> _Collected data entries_

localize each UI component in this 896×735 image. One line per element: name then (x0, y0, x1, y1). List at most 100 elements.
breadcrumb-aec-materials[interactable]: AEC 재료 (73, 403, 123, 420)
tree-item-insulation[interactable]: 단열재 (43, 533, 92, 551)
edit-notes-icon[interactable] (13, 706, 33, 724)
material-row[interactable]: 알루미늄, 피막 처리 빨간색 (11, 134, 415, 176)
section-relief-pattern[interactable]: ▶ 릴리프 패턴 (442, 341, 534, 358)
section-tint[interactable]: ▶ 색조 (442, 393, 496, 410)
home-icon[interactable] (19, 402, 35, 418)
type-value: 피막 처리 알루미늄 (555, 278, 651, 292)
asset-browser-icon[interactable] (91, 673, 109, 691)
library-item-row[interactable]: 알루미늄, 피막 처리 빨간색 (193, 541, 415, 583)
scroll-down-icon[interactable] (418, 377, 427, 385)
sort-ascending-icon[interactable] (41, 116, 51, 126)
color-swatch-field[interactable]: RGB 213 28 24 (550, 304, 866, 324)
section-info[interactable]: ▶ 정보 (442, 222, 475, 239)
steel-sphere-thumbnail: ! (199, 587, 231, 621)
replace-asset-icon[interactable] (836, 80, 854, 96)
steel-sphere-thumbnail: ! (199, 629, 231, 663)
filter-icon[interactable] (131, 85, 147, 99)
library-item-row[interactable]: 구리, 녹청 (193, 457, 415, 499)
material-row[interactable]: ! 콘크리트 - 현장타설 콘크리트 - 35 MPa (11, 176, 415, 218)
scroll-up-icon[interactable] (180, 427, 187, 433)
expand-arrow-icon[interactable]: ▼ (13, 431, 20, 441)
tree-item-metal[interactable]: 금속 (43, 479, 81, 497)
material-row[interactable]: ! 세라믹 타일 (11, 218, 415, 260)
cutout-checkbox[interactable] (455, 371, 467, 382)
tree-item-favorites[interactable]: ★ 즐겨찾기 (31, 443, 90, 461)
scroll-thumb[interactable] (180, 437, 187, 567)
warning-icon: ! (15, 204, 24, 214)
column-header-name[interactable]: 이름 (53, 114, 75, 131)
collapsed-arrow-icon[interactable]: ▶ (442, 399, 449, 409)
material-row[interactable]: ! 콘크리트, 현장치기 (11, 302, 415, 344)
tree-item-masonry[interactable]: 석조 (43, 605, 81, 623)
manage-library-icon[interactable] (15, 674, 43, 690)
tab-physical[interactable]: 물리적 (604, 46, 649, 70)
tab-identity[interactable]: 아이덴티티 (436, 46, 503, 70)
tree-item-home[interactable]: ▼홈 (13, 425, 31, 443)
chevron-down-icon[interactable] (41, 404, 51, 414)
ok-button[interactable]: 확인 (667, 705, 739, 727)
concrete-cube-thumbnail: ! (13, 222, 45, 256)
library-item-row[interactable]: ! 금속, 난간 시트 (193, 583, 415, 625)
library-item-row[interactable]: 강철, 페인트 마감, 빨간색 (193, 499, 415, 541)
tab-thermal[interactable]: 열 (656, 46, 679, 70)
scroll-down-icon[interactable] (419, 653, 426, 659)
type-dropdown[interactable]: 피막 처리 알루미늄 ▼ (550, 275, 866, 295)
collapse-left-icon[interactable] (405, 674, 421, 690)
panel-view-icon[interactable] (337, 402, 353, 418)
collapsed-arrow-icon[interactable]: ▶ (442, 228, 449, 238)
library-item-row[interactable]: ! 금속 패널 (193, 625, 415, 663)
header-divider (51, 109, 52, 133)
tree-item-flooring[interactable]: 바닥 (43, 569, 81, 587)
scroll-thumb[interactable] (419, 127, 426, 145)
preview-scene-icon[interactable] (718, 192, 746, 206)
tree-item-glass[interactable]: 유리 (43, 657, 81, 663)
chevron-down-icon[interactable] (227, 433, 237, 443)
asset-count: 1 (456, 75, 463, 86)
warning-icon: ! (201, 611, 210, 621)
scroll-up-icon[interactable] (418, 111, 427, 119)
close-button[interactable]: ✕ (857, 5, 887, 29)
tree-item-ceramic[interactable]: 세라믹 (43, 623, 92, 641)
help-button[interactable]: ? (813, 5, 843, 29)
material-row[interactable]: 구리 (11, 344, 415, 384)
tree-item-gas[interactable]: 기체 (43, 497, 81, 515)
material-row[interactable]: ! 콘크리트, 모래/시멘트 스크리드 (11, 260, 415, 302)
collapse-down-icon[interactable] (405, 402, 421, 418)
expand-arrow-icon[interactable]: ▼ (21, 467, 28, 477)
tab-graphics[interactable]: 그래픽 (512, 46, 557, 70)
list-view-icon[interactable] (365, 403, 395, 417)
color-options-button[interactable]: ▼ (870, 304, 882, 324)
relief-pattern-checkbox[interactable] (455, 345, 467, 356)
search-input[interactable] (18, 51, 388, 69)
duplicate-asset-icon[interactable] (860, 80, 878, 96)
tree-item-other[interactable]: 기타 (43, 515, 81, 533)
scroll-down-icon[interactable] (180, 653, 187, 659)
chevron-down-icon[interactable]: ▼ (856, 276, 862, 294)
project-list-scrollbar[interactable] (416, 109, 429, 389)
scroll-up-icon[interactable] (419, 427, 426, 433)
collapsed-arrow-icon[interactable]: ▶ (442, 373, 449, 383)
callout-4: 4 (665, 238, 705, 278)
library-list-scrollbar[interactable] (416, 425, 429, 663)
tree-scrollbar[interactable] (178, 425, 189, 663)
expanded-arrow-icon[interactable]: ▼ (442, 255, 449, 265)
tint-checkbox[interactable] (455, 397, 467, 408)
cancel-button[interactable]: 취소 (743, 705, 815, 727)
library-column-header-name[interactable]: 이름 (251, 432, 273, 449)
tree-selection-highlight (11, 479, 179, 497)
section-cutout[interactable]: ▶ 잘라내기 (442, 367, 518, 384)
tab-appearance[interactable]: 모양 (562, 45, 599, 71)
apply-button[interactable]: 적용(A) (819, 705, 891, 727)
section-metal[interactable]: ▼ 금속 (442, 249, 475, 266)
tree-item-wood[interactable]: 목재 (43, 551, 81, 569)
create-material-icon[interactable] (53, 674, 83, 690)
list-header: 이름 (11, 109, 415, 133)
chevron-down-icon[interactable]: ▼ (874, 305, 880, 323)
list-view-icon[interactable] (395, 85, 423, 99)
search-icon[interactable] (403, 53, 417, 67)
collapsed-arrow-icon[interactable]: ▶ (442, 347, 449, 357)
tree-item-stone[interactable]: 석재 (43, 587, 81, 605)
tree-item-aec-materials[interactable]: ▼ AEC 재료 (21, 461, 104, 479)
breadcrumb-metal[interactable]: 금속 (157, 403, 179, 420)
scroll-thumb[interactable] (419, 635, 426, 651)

> _Problem statement_
Render the items as a Markdown table, beginning at the first line and continuing through the line containing "color-swatch-field[interactable]: RGB 213", with both ends included. Use the columns Row and Line, give each row a number, and leave out blank lines.

> _Written reply_
| Row | Line |
|---|---|
| 1 | localize each UI component in this 896×735 image. One line per element: name then (x0, y0, x1, y1). List at most 100 elements. |
| 2 | breadcrumb-aec-materials[interactable]: AEC 재료 (73, 403, 123, 420) |
| 3 | tree-item-insulation[interactable]: 단열재 (43, 533, 92, 551) |
| 4 | edit-notes-icon[interactable] (13, 706, 33, 724) |
| 5 | material-row[interactable]: 알루미늄, 피막 처리 빨간색 (11, 134, 415, 176) |
| 6 | section-relief-pattern[interactable]: ▶ 릴리프 패턴 (442, 341, 534, 358) |
| 7 | section-tint[interactable]: ▶ 색조 (442, 393, 496, 410) |
| 8 | home-icon[interactable] (19, 402, 35, 418) |
| 9 | type-value: 피막 처리 알루미늄 (555, 278, 651, 292) |
| 10 | asset-browser-icon[interactable] (91, 673, 109, 691) |
| 11 | library-item-row[interactable]: 알루미늄, 피막 처리 빨간색 (193, 541, 415, 583) |
| 12 | scroll-down-icon[interactable] (418, 377, 427, 385) |
| 13 | sort-ascending-icon[interactable] (41, 116, 51, 126) |
| 14 | color-swatch-field[interactable]: RGB 213 28 24 (550, 304, 866, 324) |